◆ CHALLENGE ◆
Copy all lines below containing "coordinate".
## begin
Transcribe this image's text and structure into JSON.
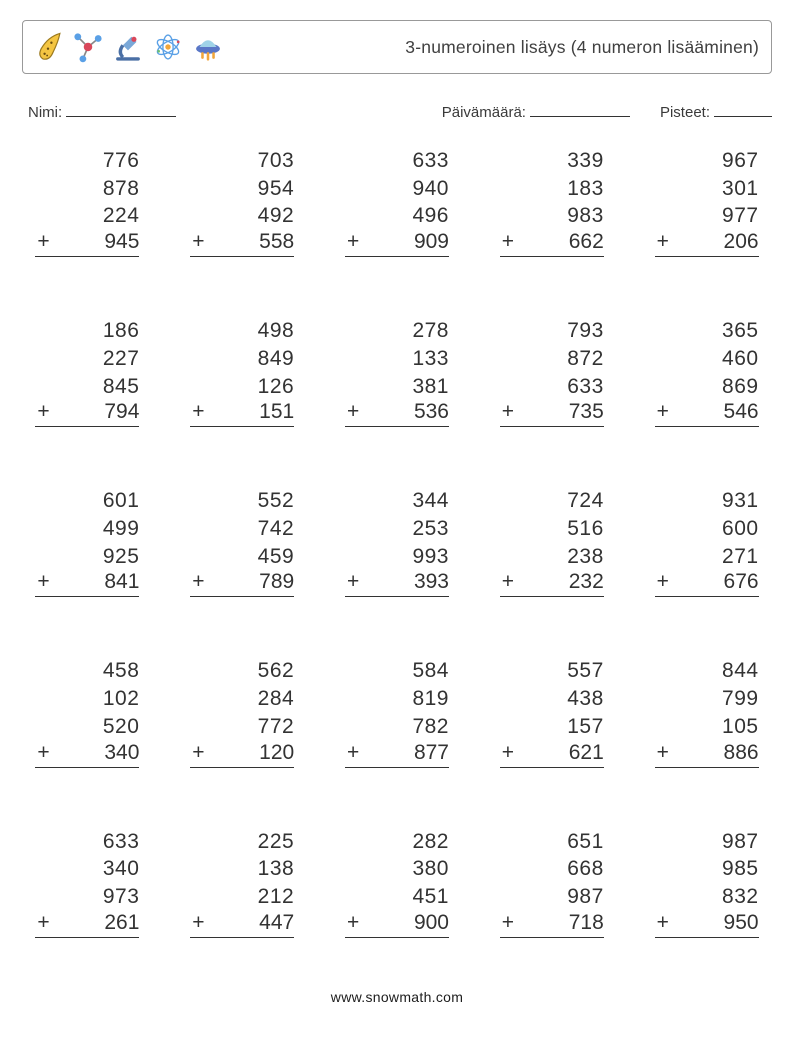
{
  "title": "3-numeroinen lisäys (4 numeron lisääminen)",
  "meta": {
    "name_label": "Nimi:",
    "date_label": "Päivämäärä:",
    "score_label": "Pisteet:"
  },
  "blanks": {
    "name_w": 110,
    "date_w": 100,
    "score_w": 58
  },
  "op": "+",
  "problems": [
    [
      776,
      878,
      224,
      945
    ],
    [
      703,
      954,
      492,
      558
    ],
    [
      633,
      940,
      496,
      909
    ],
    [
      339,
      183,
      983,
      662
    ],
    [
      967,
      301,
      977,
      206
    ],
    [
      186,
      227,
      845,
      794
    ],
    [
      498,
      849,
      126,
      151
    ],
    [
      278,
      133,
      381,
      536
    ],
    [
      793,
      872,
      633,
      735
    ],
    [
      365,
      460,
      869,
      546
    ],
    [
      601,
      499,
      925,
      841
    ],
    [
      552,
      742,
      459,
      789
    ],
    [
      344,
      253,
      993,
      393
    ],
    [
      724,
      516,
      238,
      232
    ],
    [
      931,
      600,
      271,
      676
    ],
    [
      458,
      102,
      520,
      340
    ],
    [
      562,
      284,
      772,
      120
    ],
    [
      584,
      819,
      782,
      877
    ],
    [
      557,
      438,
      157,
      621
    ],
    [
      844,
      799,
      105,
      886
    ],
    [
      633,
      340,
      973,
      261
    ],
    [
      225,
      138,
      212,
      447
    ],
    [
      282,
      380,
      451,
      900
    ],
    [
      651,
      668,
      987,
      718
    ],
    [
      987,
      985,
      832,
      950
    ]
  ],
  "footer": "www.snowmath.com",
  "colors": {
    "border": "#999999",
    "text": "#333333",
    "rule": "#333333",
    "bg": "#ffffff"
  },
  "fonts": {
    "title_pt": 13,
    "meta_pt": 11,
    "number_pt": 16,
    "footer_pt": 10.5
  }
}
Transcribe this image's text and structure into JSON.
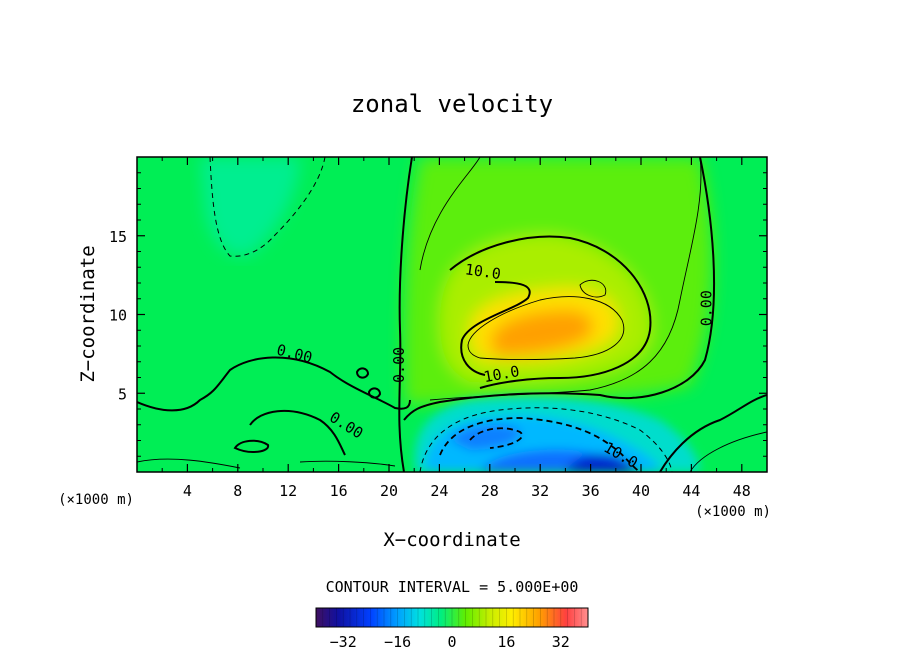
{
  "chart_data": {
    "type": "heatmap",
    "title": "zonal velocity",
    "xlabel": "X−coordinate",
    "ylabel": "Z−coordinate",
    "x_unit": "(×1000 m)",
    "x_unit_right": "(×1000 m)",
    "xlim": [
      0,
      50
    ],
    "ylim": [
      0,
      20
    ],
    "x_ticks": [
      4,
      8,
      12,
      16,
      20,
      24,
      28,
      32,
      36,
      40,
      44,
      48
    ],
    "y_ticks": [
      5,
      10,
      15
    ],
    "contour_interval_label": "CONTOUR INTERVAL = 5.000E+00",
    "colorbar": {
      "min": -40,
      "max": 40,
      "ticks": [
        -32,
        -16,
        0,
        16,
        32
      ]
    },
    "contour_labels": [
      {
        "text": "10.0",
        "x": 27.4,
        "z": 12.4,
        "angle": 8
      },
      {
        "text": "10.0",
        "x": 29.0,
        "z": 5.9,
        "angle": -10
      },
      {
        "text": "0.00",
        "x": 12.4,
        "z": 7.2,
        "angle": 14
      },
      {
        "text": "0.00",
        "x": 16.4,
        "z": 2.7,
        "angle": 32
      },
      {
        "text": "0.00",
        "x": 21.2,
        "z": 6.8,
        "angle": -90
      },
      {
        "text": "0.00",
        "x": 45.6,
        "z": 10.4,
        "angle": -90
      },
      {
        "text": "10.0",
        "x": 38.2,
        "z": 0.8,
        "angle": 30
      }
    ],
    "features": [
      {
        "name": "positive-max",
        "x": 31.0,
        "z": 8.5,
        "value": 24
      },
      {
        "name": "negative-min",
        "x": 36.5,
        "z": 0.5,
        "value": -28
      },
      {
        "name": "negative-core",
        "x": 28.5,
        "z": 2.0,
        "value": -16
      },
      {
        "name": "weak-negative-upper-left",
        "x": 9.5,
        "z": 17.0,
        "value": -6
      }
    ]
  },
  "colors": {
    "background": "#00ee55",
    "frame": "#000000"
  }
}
## end
## begin
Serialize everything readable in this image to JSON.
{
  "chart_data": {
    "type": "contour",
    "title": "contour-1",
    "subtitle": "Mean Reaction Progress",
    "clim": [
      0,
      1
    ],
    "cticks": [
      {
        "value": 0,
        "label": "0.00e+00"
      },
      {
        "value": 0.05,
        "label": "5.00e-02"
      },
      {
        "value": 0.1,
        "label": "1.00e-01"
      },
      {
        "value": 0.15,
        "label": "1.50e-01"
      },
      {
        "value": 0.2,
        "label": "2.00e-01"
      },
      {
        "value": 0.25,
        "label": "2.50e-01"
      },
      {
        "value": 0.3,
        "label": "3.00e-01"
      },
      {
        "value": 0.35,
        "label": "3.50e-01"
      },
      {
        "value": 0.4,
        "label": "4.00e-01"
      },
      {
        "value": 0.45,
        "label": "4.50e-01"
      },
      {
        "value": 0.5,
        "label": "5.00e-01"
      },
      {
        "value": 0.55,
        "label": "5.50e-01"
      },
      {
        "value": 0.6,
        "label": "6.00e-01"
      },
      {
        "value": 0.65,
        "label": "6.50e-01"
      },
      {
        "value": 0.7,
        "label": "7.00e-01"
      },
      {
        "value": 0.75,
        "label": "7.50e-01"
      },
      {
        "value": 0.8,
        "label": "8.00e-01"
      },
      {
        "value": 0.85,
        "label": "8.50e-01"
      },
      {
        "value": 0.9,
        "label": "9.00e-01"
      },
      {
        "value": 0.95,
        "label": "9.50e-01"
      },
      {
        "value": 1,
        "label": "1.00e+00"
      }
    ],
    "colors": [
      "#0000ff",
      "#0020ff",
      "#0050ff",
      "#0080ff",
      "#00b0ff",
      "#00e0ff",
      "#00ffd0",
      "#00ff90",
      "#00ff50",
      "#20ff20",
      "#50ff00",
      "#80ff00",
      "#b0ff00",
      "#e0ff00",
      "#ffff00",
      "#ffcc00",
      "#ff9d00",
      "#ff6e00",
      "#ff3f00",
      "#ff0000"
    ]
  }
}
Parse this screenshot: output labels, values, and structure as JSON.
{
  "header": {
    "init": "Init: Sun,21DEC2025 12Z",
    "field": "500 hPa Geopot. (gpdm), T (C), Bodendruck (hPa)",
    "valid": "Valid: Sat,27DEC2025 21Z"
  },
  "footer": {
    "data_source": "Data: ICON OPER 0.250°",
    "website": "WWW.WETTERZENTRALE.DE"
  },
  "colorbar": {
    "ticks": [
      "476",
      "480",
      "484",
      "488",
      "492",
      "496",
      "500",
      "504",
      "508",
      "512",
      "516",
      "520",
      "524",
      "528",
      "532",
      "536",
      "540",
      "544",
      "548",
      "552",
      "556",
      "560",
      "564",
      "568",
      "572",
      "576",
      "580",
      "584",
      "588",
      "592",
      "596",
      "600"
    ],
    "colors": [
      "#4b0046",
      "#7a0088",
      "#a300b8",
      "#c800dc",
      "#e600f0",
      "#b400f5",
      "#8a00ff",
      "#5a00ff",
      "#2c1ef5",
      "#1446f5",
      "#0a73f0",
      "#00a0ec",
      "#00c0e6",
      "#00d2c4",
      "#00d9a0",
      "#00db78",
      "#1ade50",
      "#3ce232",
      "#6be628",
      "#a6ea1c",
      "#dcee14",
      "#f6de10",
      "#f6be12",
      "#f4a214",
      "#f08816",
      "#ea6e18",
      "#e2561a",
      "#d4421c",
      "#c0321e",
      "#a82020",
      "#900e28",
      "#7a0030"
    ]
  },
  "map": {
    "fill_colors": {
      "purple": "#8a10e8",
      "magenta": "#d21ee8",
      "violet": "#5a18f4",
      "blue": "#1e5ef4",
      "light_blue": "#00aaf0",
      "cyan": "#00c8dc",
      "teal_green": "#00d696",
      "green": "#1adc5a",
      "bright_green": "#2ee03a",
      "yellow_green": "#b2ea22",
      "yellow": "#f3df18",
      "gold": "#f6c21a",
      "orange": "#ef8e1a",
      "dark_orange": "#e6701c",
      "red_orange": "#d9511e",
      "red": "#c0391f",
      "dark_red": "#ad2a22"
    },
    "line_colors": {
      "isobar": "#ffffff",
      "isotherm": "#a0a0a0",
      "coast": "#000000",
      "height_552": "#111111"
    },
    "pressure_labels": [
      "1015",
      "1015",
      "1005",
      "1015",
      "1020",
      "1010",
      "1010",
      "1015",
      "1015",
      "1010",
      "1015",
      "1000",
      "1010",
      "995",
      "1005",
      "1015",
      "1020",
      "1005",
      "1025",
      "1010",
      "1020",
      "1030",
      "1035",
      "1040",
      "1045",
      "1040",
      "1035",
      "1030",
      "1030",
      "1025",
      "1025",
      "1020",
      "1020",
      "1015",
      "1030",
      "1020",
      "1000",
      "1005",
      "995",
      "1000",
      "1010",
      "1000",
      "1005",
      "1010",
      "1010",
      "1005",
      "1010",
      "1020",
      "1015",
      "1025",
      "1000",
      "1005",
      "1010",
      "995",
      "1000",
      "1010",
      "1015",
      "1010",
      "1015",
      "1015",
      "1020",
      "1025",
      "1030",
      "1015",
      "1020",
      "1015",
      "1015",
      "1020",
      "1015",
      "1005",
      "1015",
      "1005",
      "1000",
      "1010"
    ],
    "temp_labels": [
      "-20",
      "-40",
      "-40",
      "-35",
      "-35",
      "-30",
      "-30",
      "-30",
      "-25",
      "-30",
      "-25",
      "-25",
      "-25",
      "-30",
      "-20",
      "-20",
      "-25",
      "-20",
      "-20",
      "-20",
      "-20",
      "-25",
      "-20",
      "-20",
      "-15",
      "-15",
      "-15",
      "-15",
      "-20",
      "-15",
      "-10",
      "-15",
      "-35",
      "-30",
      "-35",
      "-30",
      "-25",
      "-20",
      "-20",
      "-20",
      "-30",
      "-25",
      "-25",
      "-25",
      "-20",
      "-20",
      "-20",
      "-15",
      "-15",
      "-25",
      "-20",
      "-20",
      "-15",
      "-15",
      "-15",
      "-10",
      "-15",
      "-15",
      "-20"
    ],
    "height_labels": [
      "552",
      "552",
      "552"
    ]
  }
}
## end
◆ OUTPUT BELOW ◆
    "xlabel": "X−coordinate",
    "ylabel": "Z−coordinate",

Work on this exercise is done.